> Extract
Our patient left the endemic region more than 5 months prior to diagnosis and initiation of PZQ treatment and had no re-exposure risk. The negative stool- and urine-microscopy did not allow species identification, but as S haematobium and S mansoni are the only two species endemic in Yemen,[10] it can be assumed that our patient had either a mono-infection with either species or a mixed species infection. Neither the reported patient, nor any other infected family member, had had signs or symptoms of AS which generally manifests 14 to 84 days after infection.[11] Theoretically, the reported patient had a chronic infection; thus, the window has passed for clinical manifestations of AS and paradoxical reactions due to administration of PZQ are no longer expected. Therefore the observed acute febrile inflammatory reaction and pulmonary decompensation was puzzling.

The differential diagnosis included (1) clinical presentation unrelated to the Schistosoma infection (ie, febrile infection with concomitant bronchial hyperreagibility); (2) allergic reaction to PZQ (without involvement of underlying schistosomiasis); (3) treatment-independent, symptomatic AS with delayed presentation; (4) treatment-induced paradoxic reaction (Jarish Herxheimer-like reaction) in a prolonged acute phase of infection/asymptomatic AS; and (5) chronic schistosomiasis complicated by a treatment-induced paradoxic reaction (Jarish Herxheimer-like reaction). We considered (1) to be unlikely in the absence of bronchial hyperreagibility/asthma, (2) unlikely as the very short elimination half-life of PZQ (1–1.5 h) does not explain the prolonged pulmonary symptoms, (3) unlikely as the reaction was clearly associated with administration of PZQ, and (5) unlikely as the high eosinophil count (the patient had the highest eosinophil count of all infected family members) in the absence of detectable eggs suggests acute rather than chronic infection.

(Bounding box prediction data)
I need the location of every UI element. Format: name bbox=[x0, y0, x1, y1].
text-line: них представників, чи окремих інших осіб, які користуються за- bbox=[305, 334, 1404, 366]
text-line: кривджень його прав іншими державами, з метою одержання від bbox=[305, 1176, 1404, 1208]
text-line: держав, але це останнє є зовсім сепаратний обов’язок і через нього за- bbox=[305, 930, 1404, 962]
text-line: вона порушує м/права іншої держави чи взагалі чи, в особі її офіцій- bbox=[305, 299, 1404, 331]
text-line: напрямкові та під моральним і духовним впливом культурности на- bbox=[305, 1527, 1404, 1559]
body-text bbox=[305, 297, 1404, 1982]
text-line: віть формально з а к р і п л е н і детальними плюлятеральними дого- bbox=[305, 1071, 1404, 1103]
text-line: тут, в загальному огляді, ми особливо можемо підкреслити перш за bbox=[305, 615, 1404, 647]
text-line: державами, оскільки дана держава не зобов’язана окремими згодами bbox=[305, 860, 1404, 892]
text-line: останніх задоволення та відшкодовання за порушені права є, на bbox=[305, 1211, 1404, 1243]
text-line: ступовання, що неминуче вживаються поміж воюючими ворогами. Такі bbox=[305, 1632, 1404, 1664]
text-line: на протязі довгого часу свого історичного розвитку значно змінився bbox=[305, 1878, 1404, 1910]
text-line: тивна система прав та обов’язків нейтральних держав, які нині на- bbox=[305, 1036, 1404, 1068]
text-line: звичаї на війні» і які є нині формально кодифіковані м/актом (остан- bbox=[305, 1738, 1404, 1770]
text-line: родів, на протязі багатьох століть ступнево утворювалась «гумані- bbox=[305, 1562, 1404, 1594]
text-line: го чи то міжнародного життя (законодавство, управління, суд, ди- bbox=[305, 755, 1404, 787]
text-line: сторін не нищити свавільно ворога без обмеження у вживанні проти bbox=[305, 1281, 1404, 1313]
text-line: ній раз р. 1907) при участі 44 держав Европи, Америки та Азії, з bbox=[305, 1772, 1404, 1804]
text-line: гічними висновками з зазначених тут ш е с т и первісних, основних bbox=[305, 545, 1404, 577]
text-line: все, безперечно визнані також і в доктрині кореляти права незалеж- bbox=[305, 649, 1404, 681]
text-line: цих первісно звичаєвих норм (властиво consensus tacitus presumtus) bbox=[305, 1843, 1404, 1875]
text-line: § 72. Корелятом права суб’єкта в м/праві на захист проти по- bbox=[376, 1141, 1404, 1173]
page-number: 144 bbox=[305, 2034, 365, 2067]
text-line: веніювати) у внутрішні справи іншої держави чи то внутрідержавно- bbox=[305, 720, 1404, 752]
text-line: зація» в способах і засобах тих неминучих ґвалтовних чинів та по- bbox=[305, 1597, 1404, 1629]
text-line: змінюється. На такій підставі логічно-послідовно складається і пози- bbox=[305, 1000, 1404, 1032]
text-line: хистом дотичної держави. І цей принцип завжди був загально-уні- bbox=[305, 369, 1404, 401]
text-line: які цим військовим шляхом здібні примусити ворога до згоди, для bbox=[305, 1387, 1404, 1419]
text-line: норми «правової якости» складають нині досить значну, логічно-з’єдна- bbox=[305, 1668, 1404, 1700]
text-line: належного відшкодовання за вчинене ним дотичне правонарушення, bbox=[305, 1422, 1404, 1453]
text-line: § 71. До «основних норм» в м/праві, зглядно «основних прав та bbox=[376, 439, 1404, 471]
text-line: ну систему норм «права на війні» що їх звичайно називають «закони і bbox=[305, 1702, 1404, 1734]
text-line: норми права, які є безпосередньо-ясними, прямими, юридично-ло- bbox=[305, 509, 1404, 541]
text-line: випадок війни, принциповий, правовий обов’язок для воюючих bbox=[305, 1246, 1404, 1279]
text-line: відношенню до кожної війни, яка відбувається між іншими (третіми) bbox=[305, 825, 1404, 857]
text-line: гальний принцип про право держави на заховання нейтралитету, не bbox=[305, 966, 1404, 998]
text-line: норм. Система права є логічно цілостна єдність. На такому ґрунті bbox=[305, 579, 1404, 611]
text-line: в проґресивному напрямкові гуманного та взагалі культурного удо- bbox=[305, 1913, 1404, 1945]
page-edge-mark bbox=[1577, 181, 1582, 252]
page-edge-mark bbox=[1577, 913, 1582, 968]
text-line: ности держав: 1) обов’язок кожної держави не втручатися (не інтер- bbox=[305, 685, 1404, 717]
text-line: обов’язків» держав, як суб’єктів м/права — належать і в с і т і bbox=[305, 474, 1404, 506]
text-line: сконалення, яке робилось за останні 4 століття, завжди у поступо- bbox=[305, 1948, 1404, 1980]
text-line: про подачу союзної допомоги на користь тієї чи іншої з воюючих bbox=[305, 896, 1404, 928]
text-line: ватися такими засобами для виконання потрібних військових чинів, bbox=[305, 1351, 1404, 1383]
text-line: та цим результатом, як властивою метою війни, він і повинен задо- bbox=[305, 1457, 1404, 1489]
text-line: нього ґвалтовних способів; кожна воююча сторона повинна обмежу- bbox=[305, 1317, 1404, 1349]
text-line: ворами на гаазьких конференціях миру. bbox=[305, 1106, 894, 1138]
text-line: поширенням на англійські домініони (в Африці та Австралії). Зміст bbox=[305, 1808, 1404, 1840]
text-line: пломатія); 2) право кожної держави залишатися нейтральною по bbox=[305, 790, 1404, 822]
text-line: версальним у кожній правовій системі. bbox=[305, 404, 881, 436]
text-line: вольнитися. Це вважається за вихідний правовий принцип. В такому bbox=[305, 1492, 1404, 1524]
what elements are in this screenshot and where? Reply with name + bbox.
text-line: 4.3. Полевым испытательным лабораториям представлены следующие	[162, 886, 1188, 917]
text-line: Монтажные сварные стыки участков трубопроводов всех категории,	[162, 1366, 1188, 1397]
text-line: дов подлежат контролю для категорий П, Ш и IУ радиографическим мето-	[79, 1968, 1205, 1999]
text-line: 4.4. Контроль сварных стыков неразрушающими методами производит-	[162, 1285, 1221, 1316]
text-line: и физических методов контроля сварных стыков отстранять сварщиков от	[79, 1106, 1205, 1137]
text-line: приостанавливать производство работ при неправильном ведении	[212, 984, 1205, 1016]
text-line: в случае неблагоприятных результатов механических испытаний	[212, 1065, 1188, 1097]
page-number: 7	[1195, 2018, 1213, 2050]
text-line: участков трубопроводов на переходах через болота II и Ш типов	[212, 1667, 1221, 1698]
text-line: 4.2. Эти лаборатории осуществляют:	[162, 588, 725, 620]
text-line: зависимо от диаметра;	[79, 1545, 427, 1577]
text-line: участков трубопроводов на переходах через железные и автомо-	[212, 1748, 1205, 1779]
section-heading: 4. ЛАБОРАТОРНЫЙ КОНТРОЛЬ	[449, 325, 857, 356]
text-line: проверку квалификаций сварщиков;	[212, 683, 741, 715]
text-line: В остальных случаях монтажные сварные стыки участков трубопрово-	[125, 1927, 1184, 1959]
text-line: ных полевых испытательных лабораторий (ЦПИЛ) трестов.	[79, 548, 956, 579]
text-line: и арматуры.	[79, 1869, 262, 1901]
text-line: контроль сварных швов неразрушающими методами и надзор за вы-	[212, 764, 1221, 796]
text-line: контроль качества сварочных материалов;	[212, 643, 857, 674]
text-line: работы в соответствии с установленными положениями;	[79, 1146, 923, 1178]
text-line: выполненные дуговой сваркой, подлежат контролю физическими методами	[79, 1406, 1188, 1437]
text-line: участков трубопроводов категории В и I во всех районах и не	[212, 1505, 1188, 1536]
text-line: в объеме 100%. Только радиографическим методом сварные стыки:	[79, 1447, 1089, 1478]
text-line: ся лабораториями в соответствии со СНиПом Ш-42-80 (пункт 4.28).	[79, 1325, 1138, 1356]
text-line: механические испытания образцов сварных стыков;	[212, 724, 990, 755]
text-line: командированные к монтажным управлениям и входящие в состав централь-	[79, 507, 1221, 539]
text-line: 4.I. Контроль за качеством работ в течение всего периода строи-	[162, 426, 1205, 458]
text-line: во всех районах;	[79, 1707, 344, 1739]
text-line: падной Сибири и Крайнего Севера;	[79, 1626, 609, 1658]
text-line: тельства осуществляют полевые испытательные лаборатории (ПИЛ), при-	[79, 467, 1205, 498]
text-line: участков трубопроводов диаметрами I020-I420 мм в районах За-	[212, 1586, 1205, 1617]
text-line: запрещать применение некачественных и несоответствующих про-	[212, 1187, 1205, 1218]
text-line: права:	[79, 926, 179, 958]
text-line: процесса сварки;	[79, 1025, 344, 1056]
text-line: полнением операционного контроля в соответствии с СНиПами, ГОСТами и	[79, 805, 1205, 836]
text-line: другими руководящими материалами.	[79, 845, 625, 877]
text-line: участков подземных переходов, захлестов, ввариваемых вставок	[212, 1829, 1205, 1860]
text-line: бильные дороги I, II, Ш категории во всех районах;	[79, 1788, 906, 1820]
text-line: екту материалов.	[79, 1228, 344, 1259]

> List of tasks
A – From the case discussion, extract the passage that begins at the words "Our patient left" and stops after the words "decompensation was puzzling.".
B – Answer these questions from the case discussion:
(i) How long before diagnosis had the patient left the endemic region?
(ii) Which two Schistosoma species are the only ones endemic in Yemen?
(iii) What elimination half-life is given for PZQ?
This material was taken from a separate source.

> Responses in order
A –
Our patient left the endemic region more than 5 months prior to diagnosis and initiation of PZQ treatment and had no re-exposure risk. The negative stool- and urine-microscopy did not allow species identification, but as S haematobium and S mansoni are the only two species endemic in Yemen,[10] it can be assumed that our patient had either a mono-infection with either species or a mixed species infection. Neither the reported patient, nor any other infected family member, had had signs or symptoms of AS which generally manifests 14 to 84 days after infection.[11] Theoretically, the reported patient had a chronic infection; thus, the window has passed for clinical manifestations of AS and paradoxical reactions due to administration of PZQ are no longer expected. Therefore the observed acute febrile inflammatory reaction and pulmonary decompensation was puzzling.

B –
(i) More than 5 months.
(ii) S haematobium and S mansoni.
(iii) 1–1.5 hours.